§ **What is needed**: Repeat the full listing, word for word.
--- START Exercise data ---
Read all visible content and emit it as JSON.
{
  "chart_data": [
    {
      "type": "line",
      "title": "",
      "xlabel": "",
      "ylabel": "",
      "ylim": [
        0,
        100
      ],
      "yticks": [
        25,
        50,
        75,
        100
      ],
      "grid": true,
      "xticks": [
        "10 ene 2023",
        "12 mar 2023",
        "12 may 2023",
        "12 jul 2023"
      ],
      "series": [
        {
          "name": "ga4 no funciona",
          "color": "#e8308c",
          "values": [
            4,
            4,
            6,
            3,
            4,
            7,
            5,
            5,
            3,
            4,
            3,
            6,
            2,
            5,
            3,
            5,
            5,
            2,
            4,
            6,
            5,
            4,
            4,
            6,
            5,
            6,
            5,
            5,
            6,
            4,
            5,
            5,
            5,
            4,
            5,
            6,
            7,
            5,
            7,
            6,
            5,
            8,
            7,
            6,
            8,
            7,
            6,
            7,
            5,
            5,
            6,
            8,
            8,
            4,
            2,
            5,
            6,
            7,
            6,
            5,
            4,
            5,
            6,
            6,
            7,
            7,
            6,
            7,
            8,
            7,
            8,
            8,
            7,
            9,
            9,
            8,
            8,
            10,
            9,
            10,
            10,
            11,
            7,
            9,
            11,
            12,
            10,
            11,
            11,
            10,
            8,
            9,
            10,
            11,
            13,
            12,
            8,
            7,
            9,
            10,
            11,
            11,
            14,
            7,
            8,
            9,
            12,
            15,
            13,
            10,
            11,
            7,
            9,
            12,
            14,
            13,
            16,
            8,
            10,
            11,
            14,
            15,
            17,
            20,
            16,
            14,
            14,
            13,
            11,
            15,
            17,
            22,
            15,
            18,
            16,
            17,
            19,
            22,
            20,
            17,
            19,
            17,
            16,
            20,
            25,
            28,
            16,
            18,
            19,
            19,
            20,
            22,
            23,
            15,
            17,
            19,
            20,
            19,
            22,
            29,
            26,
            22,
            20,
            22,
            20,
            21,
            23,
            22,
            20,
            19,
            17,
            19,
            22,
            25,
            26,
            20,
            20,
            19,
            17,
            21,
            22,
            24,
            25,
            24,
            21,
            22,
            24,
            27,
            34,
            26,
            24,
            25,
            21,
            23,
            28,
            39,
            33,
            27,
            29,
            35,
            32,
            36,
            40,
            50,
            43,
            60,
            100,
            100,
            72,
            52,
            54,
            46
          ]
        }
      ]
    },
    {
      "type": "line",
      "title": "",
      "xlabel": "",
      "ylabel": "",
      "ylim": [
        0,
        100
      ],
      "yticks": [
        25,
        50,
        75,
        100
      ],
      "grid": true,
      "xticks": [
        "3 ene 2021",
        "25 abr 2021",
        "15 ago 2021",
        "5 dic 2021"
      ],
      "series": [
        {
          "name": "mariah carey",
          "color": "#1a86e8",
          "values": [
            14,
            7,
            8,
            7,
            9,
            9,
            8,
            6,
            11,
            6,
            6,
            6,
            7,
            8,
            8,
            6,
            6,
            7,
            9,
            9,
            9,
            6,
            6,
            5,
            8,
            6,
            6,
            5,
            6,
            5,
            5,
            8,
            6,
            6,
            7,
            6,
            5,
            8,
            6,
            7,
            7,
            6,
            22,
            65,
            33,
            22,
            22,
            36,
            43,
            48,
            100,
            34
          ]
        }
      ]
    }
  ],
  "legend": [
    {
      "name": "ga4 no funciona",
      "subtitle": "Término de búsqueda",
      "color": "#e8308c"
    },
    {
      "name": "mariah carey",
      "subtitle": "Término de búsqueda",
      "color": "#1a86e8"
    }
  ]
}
--- END Exercise data ---
§ **Finished task**:
Read all visible content and emit it as JSON.
{
  "chart_data": [
    {
      "type": "line",
      "title": "",
      "xlabel": "",
      "ylabel": "",
      "ylim": [
        0,
        100
      ],
      "yticks": [
        25,
        50,
        75,
        100
      ],
      "grid": true,
      "xticks": [
        "10 ene 2023",
        "12 mar 2023",
        "12 may 2023",
        "12 jul 2023"
      ],
      "series": [
        {
          "name": "ga4 no funciona",
          "color": "#e8308c",
          "values": [
            4,
            4,
            6,
            3,
            4,
            7,
            5,
            5,
            3,
            4,
            3,
            6,
            2,
            5,
            3,
            5,
            5,
            2,
            4,
            6,
            5,
            4,
            4,
            6,
            5,
            6,
            5,
            5,
            6,
            4,
            5,
            5,
            5,
            4,
            5,
            6,
            7,
            5,
            7,
            6,
            5,
            8,
            7,
            6,
            8,
            7,
            6,
            7,
            5,
            5,
            6,
            8,
            8,
            4,
            2,
            5,
            6,
            7,
            6,
            5,
            4,
            5,
            6,
            6,
            7,
            7,
            6,
            7,
            8,
            7,
            8,
            8,
            7,
            9,
            9,
            8,
            8,
            10,
            9,
            10,
            10,
            11,
            7,
            9,
            11,
            12,
            10,
            11,
            11,
            10,
            8,
            9,
            10,
            11,
            13,
            12,
            8,
            7,
            9,
            10,
            11,
            11,
            14,
            7,
            8,
            9,
            12,
            15,
            13,
            10,
            11,
            7,
            9,
            12,
            14,
            13,
            16,
            8,
            10,
            11,
            14,
            15,
            17,
            20,
            16,
            14,
            14,
            13,
            11,
            15,
            17,
            22,
            15,
            18,
            16,
            17,
            19,
            22,
            20,
            17,
            19,
            17,
            16,
            20,
            25,
            28,
            16,
            18,
            19,
            19,
            20,
            22,
            23,
            15,
            17,
            19,
            20,
            19,
            22,
            29,
            26,
            22,
            20,
            22,
            20,
            21,
            23,
            22,
            20,
            19,
            17,
            19,
            22,
            25,
            26,
            20,
            20,
            19,
            17,
            21,
            22,
            24,
            25,
            24,
            21,
            22,
            24,
            27,
            34,
            26,
            24,
            25,
            21,
            23,
            28,
            39,
            33,
            27,
            29,
            35,
            32,
            36,
            40,
            50,
            43,
            60,
            100,
            100,
            72,
            52,
            54,
            46
          ]
        }
      ]
    },
    {
      "type": "line",
      "title": "",
      "xlabel": "",
      "ylabel": "",
      "ylim": [
        0,
        100
      ],
      "yticks": [
        25,
        50,
        75,
        100
      ],
      "grid": true,
      "xticks": [
        "3 ene 2021",
        "25 abr 2021",
        "15 ago 2021",
        "5 dic 2021"
      ],
      "series": [
        {
          "name": "mariah carey",
          "color": "#1a86e8",
          "values": [
            14,
            7,
            8,
            7,
            9,
            9,
            8,
            6,
            11,
            6,
            6,
            6,
            7,
            8,
            8,
            6,
            6,
            7,
            9,
            9,
            9,
            6,
            6,
            5,
            8,
            6,
            6,
            5,
            6,
            5,
            5,
            8,
            6,
            6,
            7,
            6,
            5,
            8,
            6,
            7,
            7,
            6,
            22,
            65,
            33,
            22,
            22,
            36,
            43,
            48,
            100,
            34
          ]
        }
      ]
    }
  ],
  "legend": [
    {
      "name": "ga4 no funciona",
      "subtitle": "Término de búsqueda",
      "color": "#e8308c"
    },
    {
      "name": "mariah carey",
      "subtitle": "Término de búsqueda",
      "color": "#1a86e8"
    }
  ]
}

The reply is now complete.